JOB.
Output the material from the line containing "user-information-legend: User Information" up to and including the line containing "smtp-username-input <box>184 286" as a Markdown table with two columns, Row and Line. Number the rows and leave out any blank lines.

[Stored items from a collection]
>>>

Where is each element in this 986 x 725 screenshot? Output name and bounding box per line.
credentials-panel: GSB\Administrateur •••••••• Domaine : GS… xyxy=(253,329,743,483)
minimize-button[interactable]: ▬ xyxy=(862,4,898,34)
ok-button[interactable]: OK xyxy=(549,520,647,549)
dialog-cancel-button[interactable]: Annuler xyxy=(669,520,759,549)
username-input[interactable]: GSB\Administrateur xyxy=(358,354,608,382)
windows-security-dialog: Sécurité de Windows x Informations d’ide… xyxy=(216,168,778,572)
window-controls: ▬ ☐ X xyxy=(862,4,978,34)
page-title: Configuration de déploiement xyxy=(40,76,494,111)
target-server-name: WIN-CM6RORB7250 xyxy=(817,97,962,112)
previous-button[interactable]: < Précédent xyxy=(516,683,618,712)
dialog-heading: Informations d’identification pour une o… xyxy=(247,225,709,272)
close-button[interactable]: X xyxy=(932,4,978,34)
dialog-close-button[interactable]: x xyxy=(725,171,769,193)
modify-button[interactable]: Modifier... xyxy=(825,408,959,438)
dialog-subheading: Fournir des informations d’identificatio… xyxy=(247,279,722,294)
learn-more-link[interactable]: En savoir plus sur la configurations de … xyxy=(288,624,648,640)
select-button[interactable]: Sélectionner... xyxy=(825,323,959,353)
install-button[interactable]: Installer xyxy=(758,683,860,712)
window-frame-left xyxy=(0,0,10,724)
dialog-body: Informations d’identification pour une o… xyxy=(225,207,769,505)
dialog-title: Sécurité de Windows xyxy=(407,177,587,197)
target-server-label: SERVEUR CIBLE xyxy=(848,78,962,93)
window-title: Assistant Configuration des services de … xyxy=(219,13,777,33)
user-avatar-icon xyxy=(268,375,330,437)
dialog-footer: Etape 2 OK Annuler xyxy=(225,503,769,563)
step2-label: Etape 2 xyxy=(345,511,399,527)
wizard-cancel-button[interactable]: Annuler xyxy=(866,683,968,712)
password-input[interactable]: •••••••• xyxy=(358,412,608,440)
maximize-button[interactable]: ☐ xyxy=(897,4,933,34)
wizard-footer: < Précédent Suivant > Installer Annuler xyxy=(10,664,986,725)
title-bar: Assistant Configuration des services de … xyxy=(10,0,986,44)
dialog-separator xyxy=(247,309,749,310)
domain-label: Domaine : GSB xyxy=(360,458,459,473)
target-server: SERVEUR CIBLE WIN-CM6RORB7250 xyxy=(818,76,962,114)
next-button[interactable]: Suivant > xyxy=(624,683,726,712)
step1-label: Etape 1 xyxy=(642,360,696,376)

<<<
>>>

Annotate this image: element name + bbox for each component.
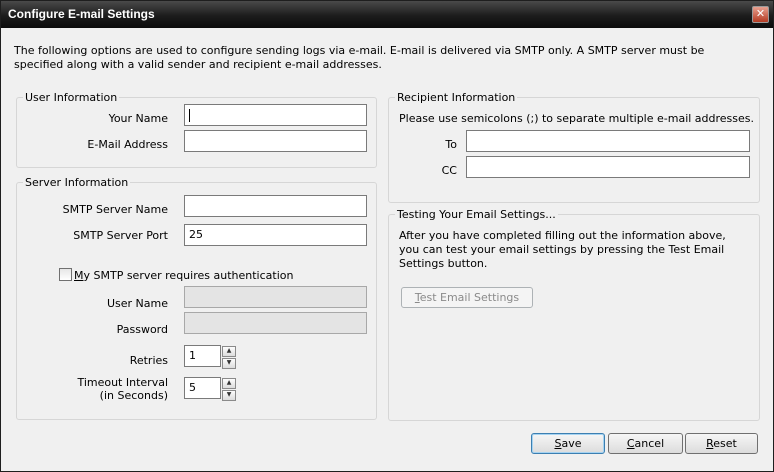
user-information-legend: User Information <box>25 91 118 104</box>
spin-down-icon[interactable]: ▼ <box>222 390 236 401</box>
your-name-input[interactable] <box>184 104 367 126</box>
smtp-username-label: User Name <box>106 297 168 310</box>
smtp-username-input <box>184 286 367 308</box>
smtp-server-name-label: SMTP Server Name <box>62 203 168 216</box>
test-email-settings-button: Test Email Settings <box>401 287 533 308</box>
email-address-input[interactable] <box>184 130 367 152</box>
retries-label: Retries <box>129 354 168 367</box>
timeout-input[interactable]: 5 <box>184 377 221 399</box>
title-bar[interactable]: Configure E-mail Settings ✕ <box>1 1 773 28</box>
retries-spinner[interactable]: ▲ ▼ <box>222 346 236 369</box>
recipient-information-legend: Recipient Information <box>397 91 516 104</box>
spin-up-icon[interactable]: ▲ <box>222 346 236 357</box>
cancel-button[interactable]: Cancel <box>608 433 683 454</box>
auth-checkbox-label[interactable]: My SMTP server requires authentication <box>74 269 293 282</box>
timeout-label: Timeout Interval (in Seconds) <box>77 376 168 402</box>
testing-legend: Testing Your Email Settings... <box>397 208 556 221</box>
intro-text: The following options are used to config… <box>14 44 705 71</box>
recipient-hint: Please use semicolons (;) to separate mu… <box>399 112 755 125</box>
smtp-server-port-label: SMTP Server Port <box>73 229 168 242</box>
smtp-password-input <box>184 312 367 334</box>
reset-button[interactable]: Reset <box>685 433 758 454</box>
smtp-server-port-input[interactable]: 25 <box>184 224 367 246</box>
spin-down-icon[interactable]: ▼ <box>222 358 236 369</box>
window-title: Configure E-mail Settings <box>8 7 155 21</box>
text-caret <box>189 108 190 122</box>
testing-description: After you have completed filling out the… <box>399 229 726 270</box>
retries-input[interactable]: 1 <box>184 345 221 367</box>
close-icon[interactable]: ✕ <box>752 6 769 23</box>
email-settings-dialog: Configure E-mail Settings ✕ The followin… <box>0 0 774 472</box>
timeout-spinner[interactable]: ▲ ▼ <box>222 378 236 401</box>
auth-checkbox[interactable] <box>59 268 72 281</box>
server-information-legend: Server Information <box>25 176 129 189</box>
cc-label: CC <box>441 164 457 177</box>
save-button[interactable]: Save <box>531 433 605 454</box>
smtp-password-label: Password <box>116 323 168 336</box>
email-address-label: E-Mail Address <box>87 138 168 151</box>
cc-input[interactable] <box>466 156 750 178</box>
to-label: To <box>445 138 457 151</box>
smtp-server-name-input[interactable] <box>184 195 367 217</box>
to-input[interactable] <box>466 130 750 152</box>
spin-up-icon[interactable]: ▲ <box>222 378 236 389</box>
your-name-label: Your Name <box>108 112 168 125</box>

<<<

COMPLETED EXERCISE.
| Row | Line |
|---|---|
| 1 | user-information-legend: User Information <box>25 91 118 104</box> |
| 2 | spin-down-icon[interactable]: ▼ <box>222 390 236 401</box> |
| 3 | your-name-input[interactable] <box>184 104 367 126</box> |
| 4 | smtp-username-label: User Name <box>106 297 168 310</box> |
| 5 | smtp-username-input <box>184 286 367 308</box> |